[Items from a dataset]
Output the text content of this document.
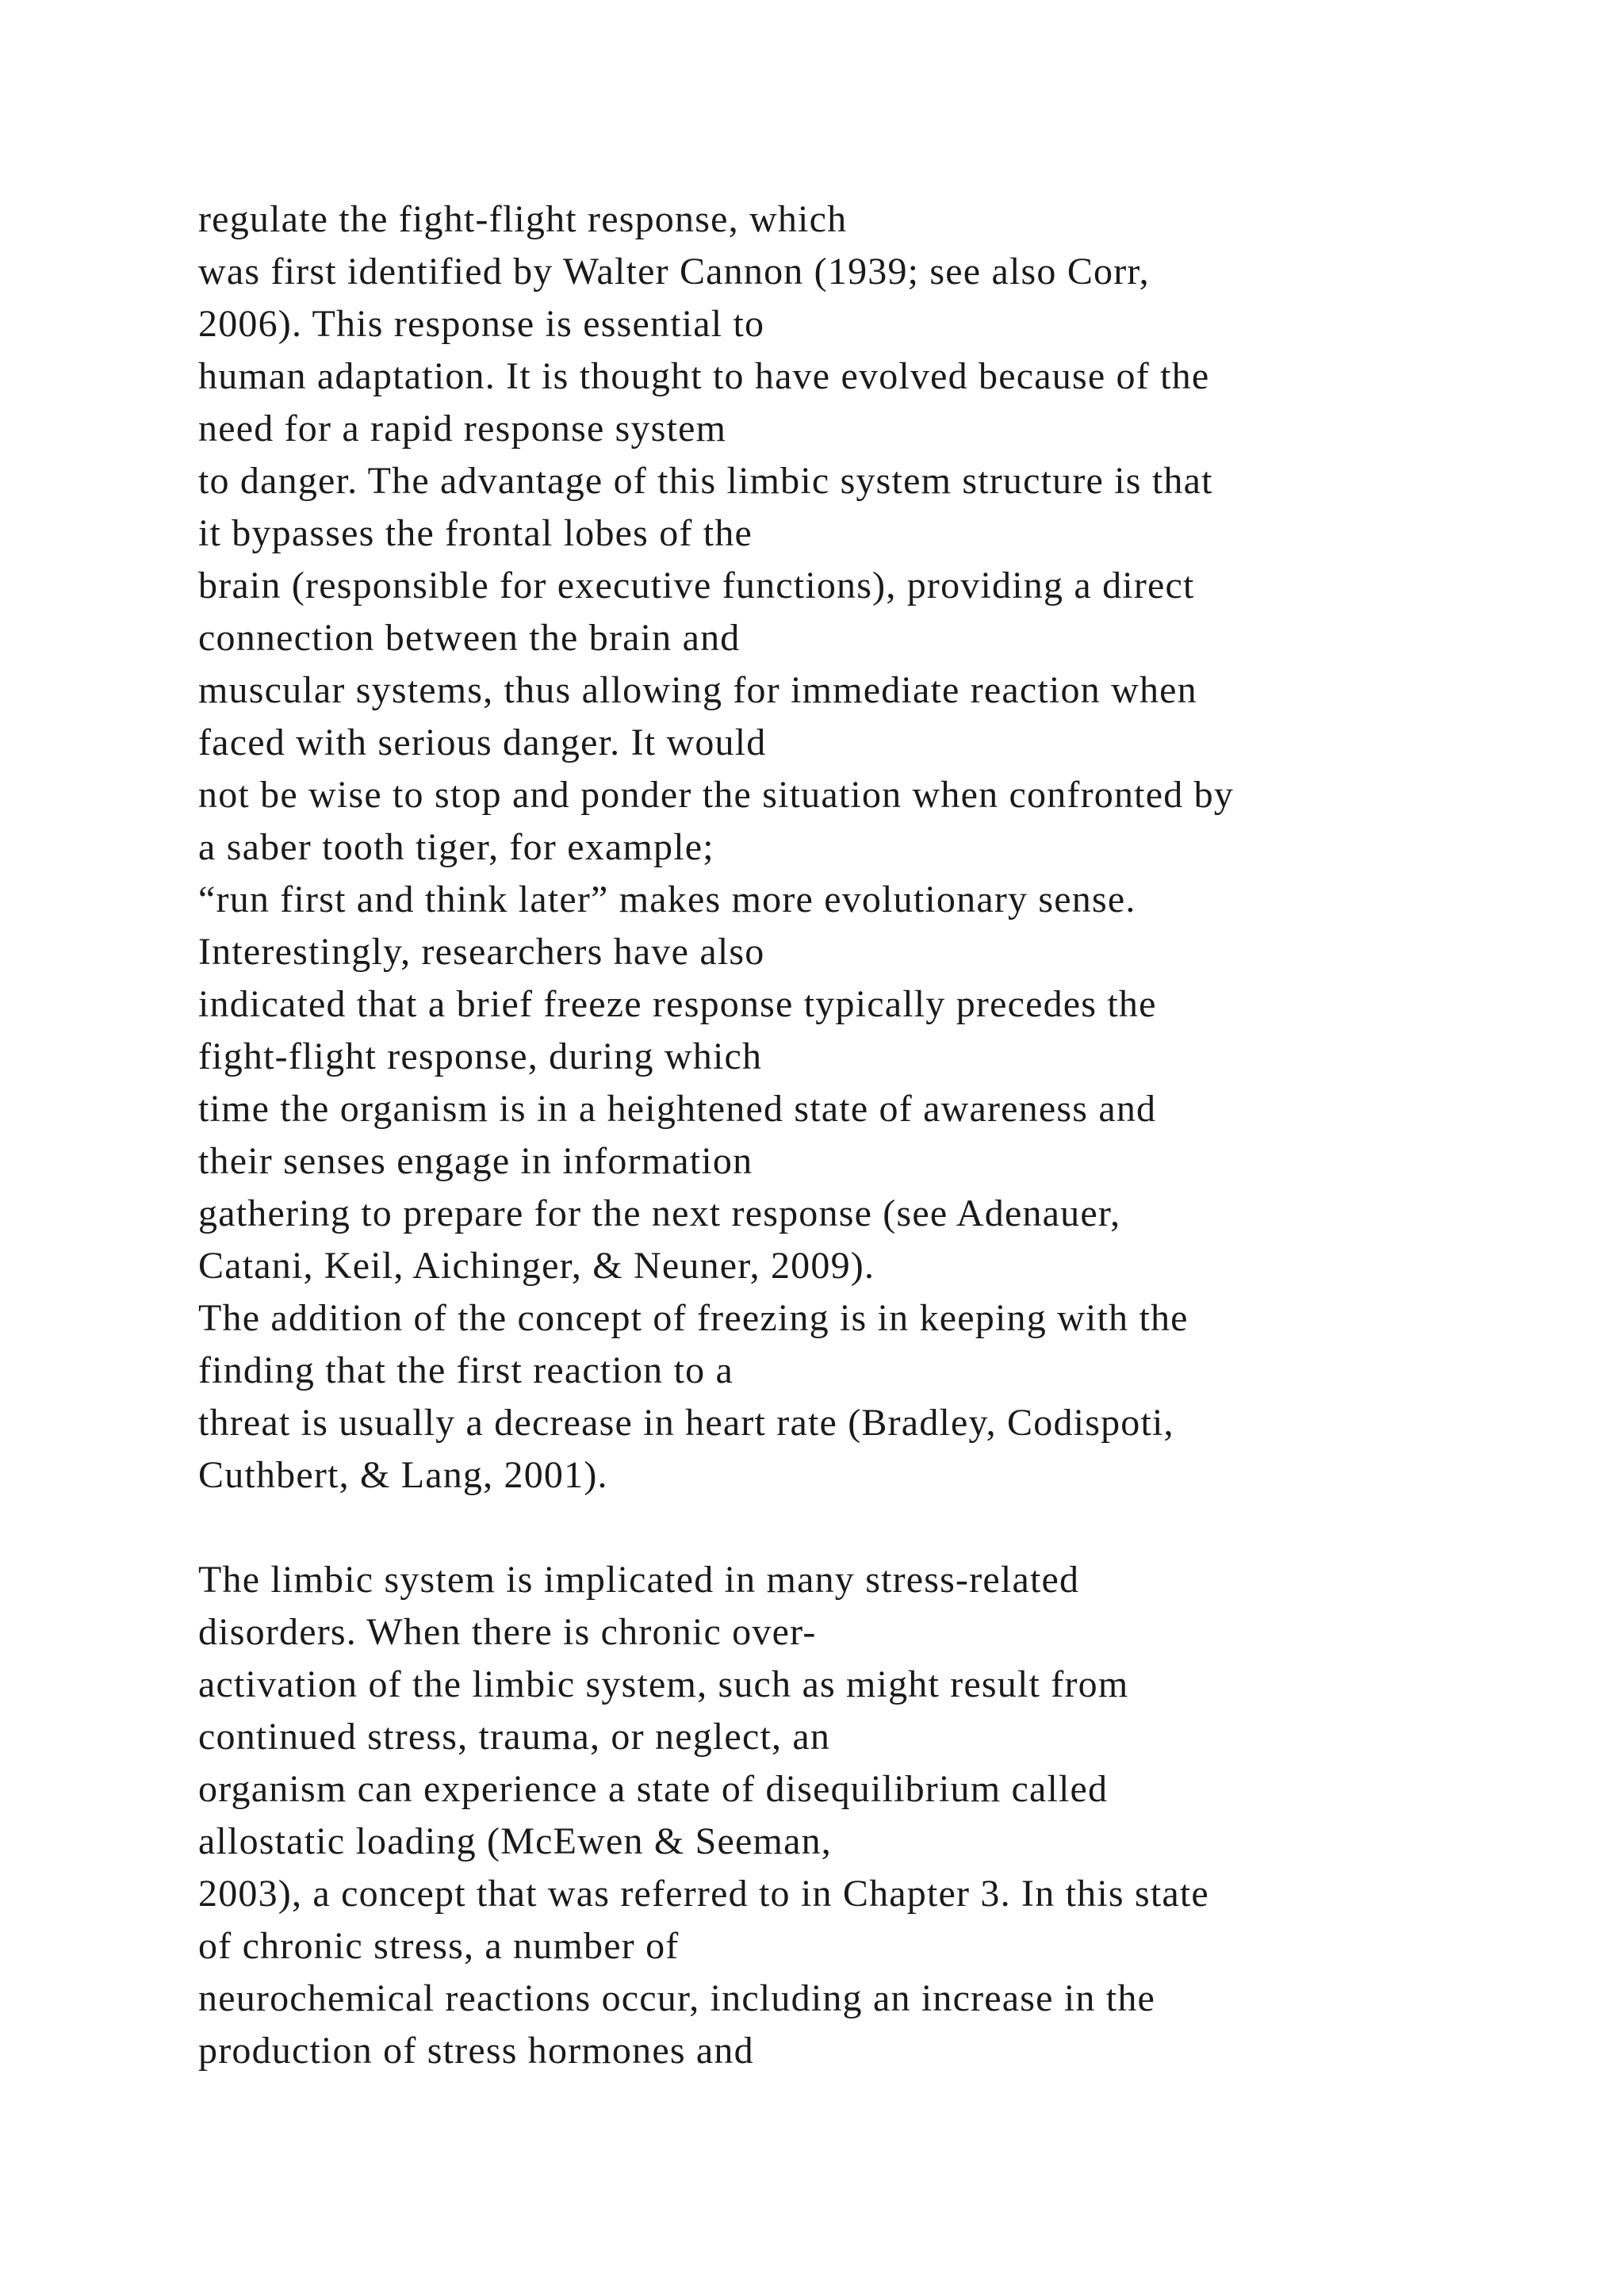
regulate the fight-flight response, which
was first identified by Walter Cannon (1939; see also Corr,
2006). This response is essential to
human adaptation. It is thought to have evolved because of the
need for a rapid response system
to danger. The advantage of this limbic system structure is that
it bypasses the frontal lobes of the
brain (responsible for executive functions), providing a direct
connection between the brain and
muscular systems, thus allowing for immediate reaction when
faced with serious danger. It would
not be wise to stop and ponder the situation when confronted by
a saber tooth tiger, for example;
“run first and think later” makes more evolutionary sense.
Interestingly, researchers have also
indicated that a brief freeze response typically precedes the
fight-flight response, during which
time the organism is in a heightened state of awareness and
their senses engage in information
gathering to prepare for the next response (see Adenauer,
Catani, Keil, Aichinger, & Neuner, 2009).
The addition of the concept of freezing is in keeping with the
finding that the first reaction to a
threat is usually a decrease in heart rate (Bradley, Codispoti,
Cuthbert, & Lang, 2001).
The limbic system is implicated in many stress-related
disorders. When there is chronic over-
activation of the limbic system, such as might result from
continued stress, trauma, or neglect, an
organism can experience a state of disequilibrium called
allostatic loading (McEwen & Seeman,
2003), a concept that was referred to in Chapter 3. In this state
of chronic stress, a number of
neurochemical reactions occur, including an increase in the
production of stress hormones and
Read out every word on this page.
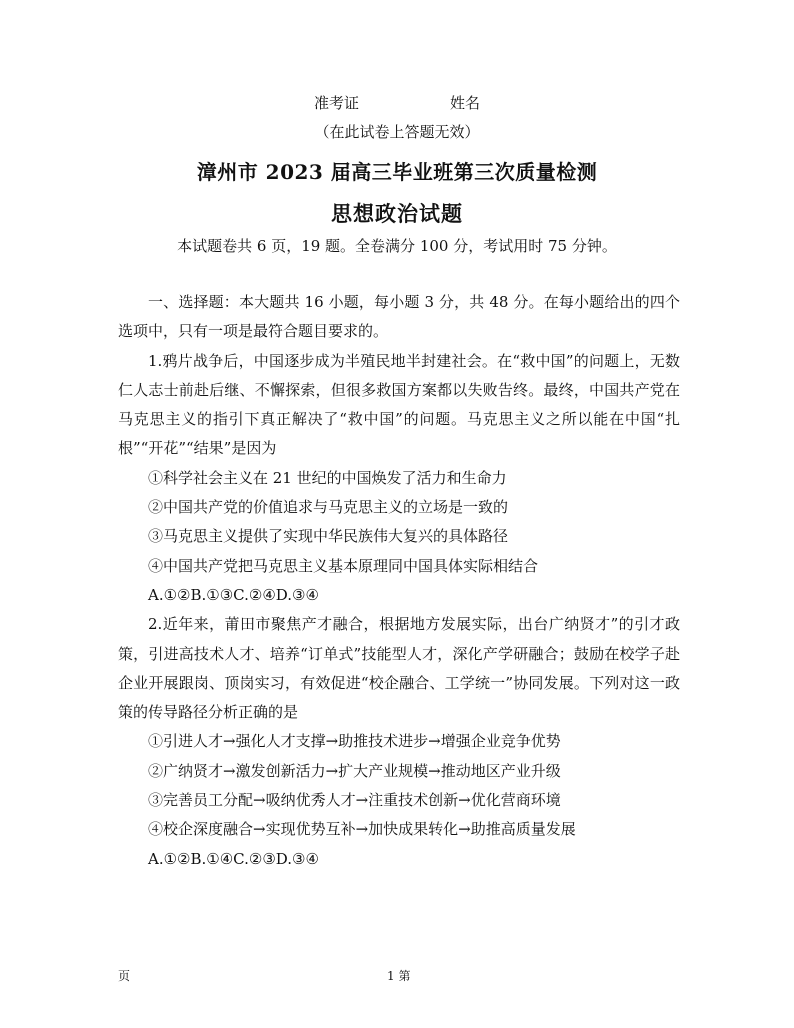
准考证	姓名
（在此试卷上答题无效）
漳州市 2023 届高三毕业班第三次质量检测
思想政治试题
本试题卷共 6 页，19 题。全卷满分 100 分，考试用时 75 分钟。

一、选择题：本大题共 16 小题，每小题 3 分，共 48 分。在每小题给出的四个选项中，只有一项是最符合题目要求的。

1.鸦片战争后，中国逐步成为半殖民地半封建社会。在“救中国”的问题上，无数仁人志士前赴后继、不懈探索，但很多救国方案都以失败告终。最终，中国共产党在马克思主义的指引下真正解决了“救中国”的问题。马克思主义之所以能在中国“扎根”“开花”“结果”是因为

①科学社会主义在 21 世纪的中国焕发了活力和生命力

②中国共产党的价值追求与马克思主义的立场是一致的

③马克思主义提供了实现中华民族伟大复兴的具体路径

④中国共产党把马克思主义基本原理同中国具体实际相结合

A.①②B.①③C.②④D.③④

2.近年来，莆田市聚焦产才融合，根据地方发展实际，出台广纳贤才”的引才政策，引进高技术人才、培养“订单式”技能型人才，深化产学研融合；鼓励在校学子赴企业开展跟岗、顶岗实习，有效促进“校企融合、工学统一”协同发展。下列对这一政策的传导路径分析正确的是

①引进人才→强化人才支撑→助推技术进步→增强企业竞争优势

②广纳贤才→激发创新活力→扩大产业规模→推动地区产业升级

③完善员工分配→吸纳优秀人才→注重技术创新→优化营商环境

④校企深度融合→实现优势互补→加快成果转化→助推高质量发展

A.①②B.①④C.②③D.③④

页	1 第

What you should do.
Can the entries above be repeated exactly, without their pictures?

Task solution.
Output the text content of this document.
regulate the fight-flight response, which
was first identified by Walter Cannon (1939; see also Corr,
2006). This response is essential to
human adaptation. It is thought to have evolved because of the
need for a rapid response system
to danger. The advantage of this limbic system structure is that
it bypasses the frontal lobes of the
brain (responsible for executive functions), providing a direct
connection between the brain and
muscular systems, thus allowing for immediate reaction when
faced with serious danger. It would
not be wise to stop and ponder the situation when confronted by
a saber tooth tiger, for example;
“run first and think later” makes more evolutionary sense.
Interestingly, researchers have also
indicated that a brief freeze response typically precedes the
fight-flight response, during which
time the organism is in a heightened state of awareness and
their senses engage in information
gathering to prepare for the next response (see Adenauer,
Catani, Keil, Aichinger, & Neuner, 2009).
The addition of the concept of freezing is in keeping with the
finding that the first reaction to a
threat is usually a decrease in heart rate (Bradley, Codispoti,
Cuthbert, & Lang, 2001).
The limbic system is implicated in many stress-related
disorders. When there is chronic over-
activation of the limbic system, such as might result from
continued stress, trauma, or neglect, an
organism can experience a state of disequilibrium called
allostatic loading (McEwen & Seeman,
2003), a concept that was referred to in Chapter 3. In this state
of chronic stress, a number of
neurochemical reactions occur, including an increase in the
production of stress hormones and
Read out every word on this page.
准考证	姓名
（在此试卷上答题无效）
漳州市 2023 届高三毕业班第三次质量检测
思想政治试题
本试题卷共 6 页，19 题。全卷满分 100 分，考试用时 75 分钟。

一、选择题：本大题共 16 小题，每小题 3 分，共 48 分。在每小题给出的四个选项中，只有一项是最符合题目要求的。

1.鸦片战争后，中国逐步成为半殖民地半封建社会。在“救中国”的问题上，无数仁人志士前赴后继、不懈探索，但很多救国方案都以失败告终。最终，中国共产党在马克思主义的指引下真正解决了“救中国”的问题。马克思主义之所以能在中国“扎根”“开花”“结果”是因为

①科学社会主义在 21 世纪的中国焕发了活力和生命力

②中国共产党的价值追求与马克思主义的立场是一致的

③马克思主义提供了实现中华民族伟大复兴的具体路径

④中国共产党把马克思主义基本原理同中国具体实际相结合

A.①②B.①③C.②④D.③④

2.近年来，莆田市聚焦产才融合，根据地方发展实际，出台广纳贤才”的引才政策，引进高技术人才、培养“订单式”技能型人才，深化产学研融合；鼓励在校学子赴企业开展跟岗、顶岗实习，有效促进“校企融合、工学统一”协同发展。下列对这一政策的传导路径分析正确的是

①引进人才→强化人才支撑→助推技术进步→增强企业竞争优势

②广纳贤才→激发创新活力→扩大产业规模→推动地区产业升级

③完善员工分配→吸纳优秀人才→注重技术创新→优化营商环境

④校企深度融合→实现优势互补→加快成果转化→助推高质量发展

A.①②B.①④C.②③D.③④

页	1 第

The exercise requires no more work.